What to work on:
Spot each line in the records below where the word "meta" occurs, then copy it.

(Extracted data entries)
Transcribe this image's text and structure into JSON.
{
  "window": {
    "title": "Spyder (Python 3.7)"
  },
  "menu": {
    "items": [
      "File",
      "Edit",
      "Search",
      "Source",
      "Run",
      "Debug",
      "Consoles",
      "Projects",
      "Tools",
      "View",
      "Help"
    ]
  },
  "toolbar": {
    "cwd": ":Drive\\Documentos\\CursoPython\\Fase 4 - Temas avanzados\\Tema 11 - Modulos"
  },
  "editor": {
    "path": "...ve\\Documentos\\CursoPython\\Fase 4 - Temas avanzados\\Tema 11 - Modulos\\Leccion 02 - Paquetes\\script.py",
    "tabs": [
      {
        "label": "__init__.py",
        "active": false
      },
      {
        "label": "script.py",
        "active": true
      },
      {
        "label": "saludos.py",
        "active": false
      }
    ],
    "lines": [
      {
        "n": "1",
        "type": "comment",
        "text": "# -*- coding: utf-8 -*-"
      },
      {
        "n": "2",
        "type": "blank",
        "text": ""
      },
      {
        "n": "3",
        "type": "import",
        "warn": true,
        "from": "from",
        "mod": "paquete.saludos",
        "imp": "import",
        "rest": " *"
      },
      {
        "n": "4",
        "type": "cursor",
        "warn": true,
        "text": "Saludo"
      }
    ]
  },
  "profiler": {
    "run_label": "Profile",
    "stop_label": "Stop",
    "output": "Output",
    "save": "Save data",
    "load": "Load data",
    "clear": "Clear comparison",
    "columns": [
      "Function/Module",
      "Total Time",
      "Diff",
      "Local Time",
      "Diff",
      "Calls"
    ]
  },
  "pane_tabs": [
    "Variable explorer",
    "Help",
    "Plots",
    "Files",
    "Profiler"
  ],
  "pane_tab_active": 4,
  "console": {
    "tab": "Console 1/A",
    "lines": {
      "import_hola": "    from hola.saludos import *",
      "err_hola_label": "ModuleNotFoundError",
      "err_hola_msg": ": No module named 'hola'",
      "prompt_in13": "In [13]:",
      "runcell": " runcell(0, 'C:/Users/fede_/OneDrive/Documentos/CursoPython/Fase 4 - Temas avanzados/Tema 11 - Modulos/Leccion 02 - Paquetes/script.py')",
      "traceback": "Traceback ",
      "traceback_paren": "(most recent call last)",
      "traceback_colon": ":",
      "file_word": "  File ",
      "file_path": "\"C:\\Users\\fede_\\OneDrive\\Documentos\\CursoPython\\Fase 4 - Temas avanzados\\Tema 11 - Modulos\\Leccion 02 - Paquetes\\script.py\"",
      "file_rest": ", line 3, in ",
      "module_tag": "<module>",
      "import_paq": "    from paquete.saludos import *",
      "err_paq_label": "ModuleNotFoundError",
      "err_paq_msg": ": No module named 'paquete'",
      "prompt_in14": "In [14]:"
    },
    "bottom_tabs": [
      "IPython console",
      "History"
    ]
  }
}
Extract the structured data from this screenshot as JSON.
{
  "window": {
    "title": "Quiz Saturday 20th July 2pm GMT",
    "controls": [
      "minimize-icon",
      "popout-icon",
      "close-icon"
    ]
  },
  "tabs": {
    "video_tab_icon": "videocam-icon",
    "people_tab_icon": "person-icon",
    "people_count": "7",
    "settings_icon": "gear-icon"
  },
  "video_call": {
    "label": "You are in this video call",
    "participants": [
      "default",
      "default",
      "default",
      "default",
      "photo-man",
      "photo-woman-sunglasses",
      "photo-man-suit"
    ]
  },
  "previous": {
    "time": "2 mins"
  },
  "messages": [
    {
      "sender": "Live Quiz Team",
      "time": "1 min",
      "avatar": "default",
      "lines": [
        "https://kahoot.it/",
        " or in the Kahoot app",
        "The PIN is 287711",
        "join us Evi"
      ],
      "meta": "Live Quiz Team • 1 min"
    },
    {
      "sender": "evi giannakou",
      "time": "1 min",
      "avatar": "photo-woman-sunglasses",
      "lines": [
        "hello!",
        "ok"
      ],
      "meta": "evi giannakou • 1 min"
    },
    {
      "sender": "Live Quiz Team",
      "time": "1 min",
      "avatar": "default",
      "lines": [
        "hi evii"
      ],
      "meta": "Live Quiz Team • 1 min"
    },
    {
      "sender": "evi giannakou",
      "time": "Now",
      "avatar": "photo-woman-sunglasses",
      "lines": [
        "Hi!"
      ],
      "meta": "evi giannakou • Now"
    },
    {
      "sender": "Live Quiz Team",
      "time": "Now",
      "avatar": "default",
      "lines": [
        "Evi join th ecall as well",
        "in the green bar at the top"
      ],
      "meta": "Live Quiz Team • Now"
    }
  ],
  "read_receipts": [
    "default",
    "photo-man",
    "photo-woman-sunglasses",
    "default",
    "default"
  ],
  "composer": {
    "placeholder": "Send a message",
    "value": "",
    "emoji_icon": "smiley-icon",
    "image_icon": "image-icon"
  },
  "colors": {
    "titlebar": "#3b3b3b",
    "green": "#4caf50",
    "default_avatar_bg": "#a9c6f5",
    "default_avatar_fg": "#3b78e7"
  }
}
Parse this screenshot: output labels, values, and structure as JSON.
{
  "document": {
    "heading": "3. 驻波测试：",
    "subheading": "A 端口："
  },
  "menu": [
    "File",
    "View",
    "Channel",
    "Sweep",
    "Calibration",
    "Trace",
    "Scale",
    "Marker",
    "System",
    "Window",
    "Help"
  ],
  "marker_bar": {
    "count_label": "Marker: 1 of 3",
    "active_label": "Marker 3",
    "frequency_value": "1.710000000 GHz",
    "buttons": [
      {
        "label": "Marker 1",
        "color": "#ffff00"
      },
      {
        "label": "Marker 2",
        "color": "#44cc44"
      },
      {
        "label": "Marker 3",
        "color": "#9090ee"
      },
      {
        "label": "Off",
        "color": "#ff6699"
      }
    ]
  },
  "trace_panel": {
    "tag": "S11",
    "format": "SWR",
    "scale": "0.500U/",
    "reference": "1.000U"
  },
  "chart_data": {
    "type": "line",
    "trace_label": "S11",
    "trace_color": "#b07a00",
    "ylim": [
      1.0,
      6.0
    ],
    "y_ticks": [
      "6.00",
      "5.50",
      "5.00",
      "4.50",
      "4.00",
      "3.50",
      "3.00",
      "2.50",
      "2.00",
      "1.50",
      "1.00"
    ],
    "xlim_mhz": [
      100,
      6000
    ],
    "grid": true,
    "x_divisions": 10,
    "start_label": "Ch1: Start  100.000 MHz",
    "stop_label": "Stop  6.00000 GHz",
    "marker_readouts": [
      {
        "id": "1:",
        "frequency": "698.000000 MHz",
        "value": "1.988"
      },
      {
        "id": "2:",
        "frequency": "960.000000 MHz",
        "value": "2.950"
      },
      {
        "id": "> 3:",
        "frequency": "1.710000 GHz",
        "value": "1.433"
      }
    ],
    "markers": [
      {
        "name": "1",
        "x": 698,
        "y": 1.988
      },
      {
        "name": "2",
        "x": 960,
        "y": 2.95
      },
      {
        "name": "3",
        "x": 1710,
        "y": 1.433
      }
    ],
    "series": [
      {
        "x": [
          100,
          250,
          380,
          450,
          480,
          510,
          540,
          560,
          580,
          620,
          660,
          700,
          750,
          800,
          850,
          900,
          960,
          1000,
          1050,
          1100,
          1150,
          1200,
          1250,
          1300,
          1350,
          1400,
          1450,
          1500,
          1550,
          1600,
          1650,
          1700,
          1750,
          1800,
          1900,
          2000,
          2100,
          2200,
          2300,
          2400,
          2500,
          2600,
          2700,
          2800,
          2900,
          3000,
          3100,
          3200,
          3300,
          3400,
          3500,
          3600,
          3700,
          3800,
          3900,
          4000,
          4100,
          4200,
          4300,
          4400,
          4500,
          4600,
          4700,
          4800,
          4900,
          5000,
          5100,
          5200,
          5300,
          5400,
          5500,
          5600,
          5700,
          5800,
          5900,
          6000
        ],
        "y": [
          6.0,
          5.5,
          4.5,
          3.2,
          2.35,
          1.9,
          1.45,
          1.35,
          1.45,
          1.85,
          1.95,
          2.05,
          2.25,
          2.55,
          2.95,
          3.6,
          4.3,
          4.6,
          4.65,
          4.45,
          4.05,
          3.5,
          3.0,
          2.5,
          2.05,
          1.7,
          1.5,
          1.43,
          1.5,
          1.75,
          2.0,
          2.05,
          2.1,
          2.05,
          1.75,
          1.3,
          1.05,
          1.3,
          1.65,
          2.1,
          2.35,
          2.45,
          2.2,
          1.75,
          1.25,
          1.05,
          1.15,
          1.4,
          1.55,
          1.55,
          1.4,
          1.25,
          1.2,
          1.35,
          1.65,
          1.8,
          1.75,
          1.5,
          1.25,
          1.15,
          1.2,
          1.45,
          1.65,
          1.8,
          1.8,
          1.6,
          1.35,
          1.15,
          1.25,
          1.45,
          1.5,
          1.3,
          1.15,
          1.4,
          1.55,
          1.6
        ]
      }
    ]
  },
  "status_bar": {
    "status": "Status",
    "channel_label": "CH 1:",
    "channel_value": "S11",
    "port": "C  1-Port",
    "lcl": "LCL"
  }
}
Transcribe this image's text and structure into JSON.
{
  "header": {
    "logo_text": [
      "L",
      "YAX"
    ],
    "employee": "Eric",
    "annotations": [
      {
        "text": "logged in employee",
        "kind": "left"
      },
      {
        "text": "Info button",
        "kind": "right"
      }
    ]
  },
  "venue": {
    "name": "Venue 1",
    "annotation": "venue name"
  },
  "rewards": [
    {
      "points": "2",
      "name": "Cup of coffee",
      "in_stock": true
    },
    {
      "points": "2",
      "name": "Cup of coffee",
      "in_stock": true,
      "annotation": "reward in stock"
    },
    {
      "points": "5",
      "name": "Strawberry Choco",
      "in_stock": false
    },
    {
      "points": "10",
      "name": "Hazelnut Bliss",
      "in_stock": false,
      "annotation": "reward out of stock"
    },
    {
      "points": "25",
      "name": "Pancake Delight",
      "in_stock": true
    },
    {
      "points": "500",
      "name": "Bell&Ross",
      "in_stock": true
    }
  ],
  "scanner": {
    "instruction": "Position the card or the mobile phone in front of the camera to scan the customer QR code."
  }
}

Task output:
      "meta": "Live Quiz Team • 1 min"
      "meta": "evi giannakou • 1 min"
      "meta": "Live Quiz Team • 1 min"
      "meta": "evi giannakou • Now"
      "meta": "Live Quiz Team • Now"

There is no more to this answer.